## JOB
Read the records below and copy each line that contains "this".

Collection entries
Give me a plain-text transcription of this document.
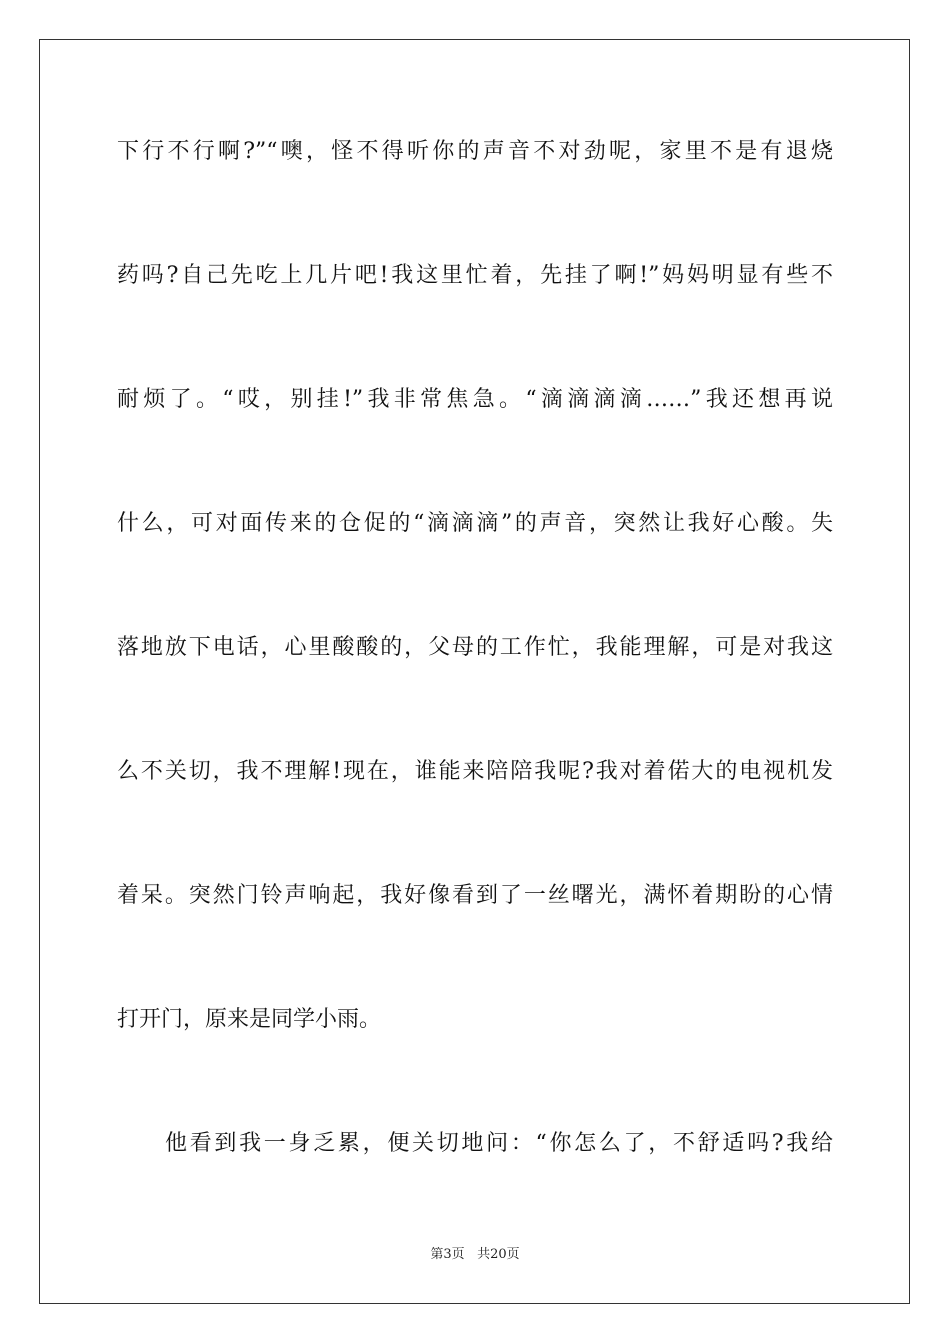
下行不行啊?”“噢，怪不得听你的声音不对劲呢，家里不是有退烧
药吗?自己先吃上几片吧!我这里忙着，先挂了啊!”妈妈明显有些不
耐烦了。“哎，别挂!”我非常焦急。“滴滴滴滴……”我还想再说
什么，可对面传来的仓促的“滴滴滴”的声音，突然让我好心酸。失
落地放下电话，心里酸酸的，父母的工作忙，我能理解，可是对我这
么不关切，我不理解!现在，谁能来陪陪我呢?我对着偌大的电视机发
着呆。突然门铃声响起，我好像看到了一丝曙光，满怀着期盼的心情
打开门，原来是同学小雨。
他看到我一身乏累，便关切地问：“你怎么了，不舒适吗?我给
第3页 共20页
==
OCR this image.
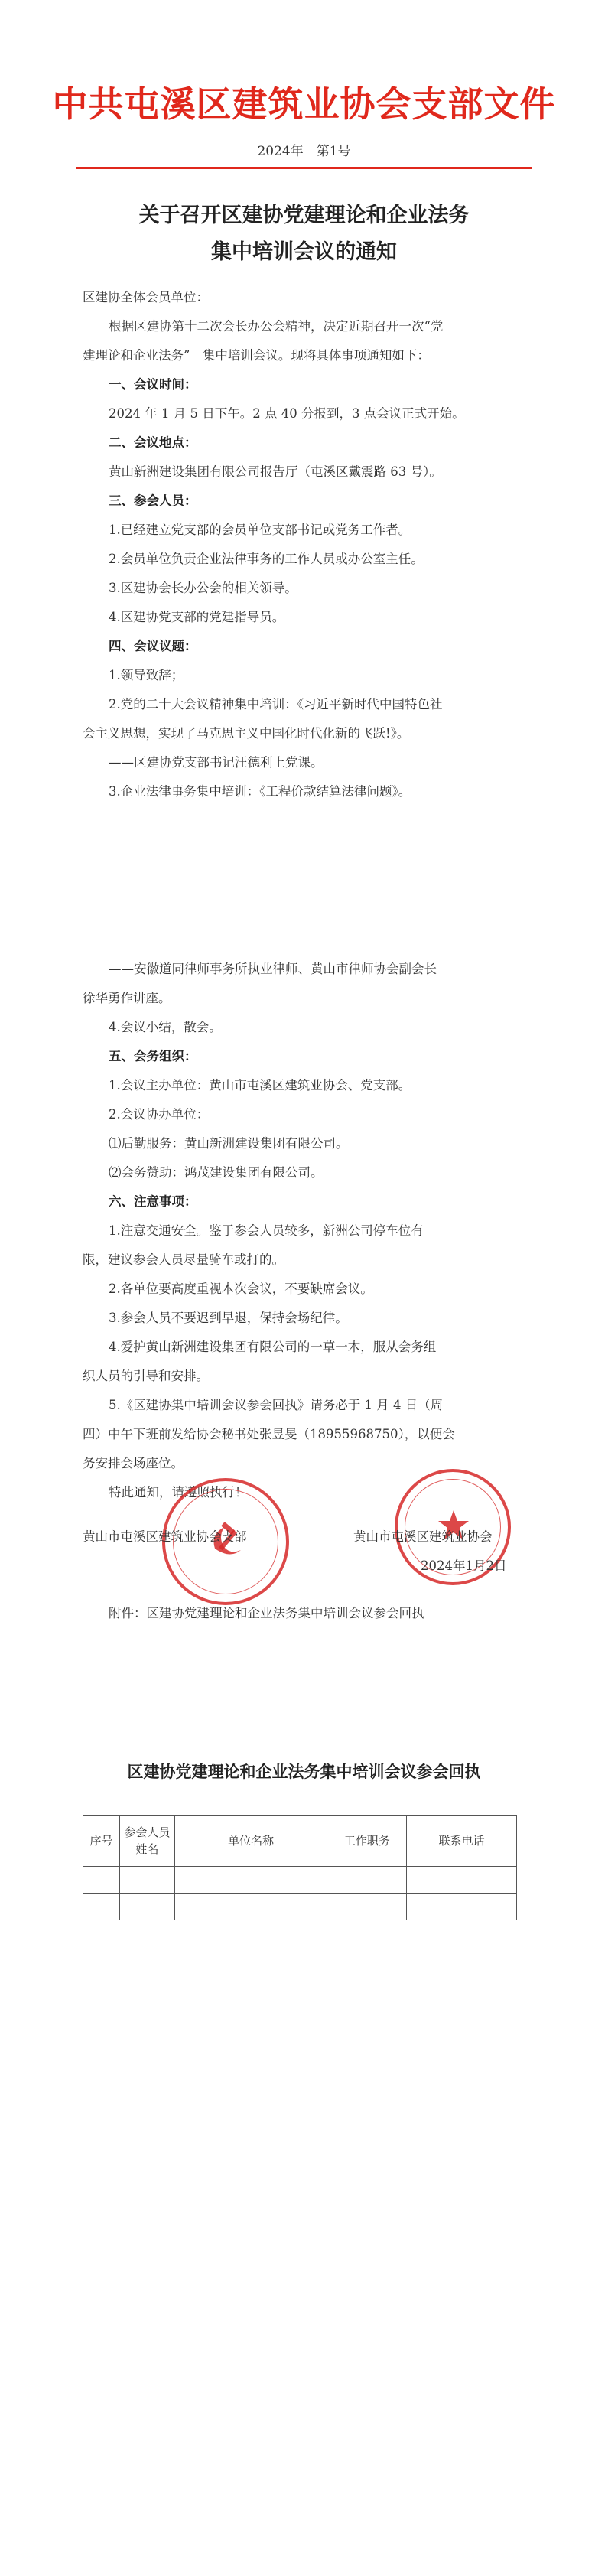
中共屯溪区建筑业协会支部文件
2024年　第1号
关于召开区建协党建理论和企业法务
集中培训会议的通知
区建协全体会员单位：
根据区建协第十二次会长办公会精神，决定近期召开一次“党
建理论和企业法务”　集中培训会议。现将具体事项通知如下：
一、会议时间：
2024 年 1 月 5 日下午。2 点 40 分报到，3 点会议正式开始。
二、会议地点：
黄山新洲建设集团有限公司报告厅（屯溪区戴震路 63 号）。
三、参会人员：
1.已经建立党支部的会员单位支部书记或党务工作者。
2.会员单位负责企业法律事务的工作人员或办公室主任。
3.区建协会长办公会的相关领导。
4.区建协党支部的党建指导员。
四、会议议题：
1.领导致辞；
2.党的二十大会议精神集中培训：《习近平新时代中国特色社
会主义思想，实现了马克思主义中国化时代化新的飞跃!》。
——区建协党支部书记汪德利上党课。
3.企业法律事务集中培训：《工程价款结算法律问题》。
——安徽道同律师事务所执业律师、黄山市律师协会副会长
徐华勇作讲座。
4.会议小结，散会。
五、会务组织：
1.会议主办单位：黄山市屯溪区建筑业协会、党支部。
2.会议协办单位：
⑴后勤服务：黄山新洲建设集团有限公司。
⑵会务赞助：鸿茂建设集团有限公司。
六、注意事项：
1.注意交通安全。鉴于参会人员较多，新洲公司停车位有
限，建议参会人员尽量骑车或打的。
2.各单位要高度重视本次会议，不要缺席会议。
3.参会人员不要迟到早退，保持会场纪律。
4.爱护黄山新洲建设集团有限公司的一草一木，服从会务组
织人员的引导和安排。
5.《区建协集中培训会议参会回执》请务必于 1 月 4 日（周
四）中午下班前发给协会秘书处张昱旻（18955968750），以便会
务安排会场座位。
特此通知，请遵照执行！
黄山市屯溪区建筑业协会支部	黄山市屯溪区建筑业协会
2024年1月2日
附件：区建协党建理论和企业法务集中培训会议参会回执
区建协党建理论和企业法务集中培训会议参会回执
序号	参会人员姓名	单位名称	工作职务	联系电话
* * *
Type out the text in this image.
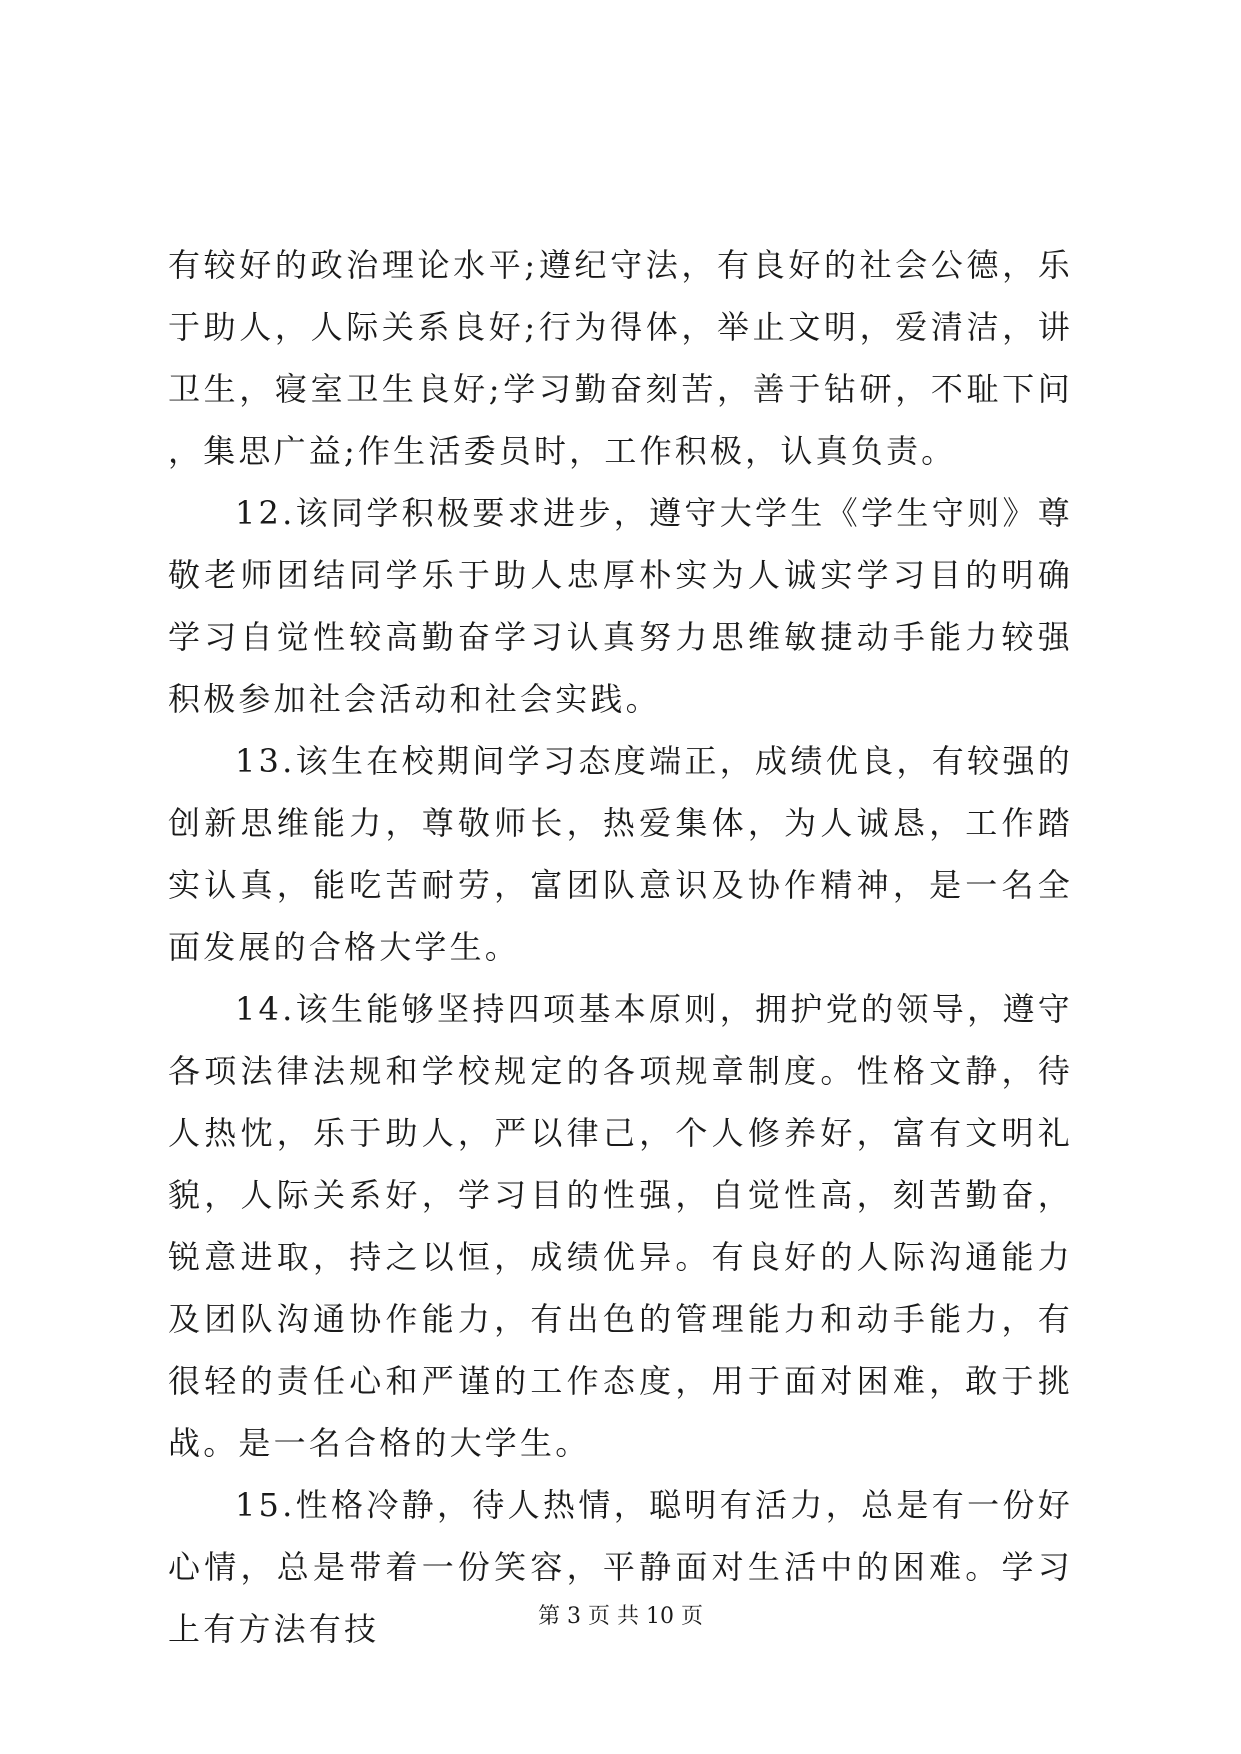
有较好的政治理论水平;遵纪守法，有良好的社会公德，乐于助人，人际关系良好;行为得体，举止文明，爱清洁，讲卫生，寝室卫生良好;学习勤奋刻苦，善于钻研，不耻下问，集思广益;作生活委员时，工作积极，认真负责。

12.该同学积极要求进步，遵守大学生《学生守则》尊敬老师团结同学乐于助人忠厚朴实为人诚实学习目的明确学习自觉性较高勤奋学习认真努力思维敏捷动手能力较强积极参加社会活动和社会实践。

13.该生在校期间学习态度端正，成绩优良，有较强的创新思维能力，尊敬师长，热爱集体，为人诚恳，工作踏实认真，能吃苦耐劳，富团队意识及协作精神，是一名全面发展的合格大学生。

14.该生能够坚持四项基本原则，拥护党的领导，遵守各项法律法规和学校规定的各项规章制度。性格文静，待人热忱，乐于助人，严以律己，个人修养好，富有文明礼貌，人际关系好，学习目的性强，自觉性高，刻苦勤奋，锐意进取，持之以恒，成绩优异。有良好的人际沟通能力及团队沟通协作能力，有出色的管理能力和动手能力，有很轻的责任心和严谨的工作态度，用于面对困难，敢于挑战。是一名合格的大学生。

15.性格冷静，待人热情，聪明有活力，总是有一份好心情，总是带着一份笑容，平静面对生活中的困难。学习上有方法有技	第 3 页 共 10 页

## OUTPUT
Give me a plain-text transcription of this document.
OCR this image.
Type out the text in this image.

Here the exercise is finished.